→ **REQUIREMENT**:
Each line of the material below that holds the word "translation" needs to be copied.

[Saved data entries]
[start]

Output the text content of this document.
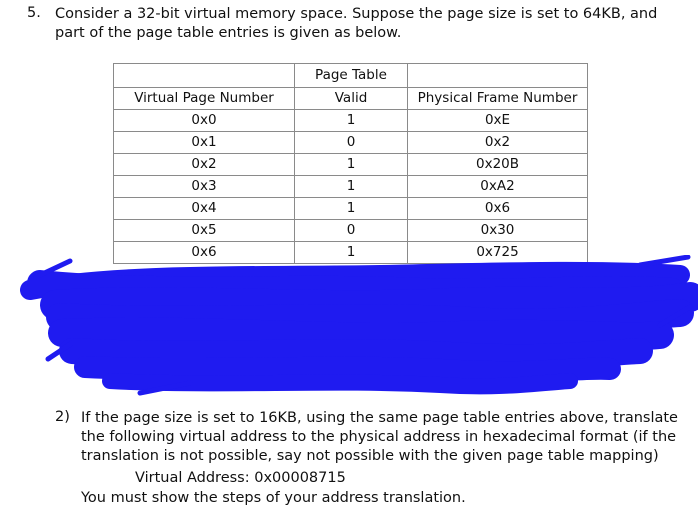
5. Consider a 32-bit virtual memory space. Suppose the page size is set to 64KB, and part of the page table entries is given as below.
	Page Table	
Virtual Page Number	Valid	Physical Frame Number
0x0	1	0xE
0x1	0	0x2
0x2	1	0x20B
0x3	1	0xA2
0x4	1	0x6
0x5	0	0x30
0x6	1	0x725
2) If the page size is set to 16KB, using the same page table entries above, translate the following virtual address to the physical address in hexadecimal format (if the translation is not possible, say not possible with the given page table mapping)
Virtual Address: 0x00008715
You must show the steps of your address translation.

[end]

→ **FINAL RESULT**:
2) If the page size is set to 16KB, using the same page table entries above, translate the following virtual address to the physical address in hexadecimal format (if the translation is not possible, say not possible with the given page table mapping)
You must show the steps of your address translation.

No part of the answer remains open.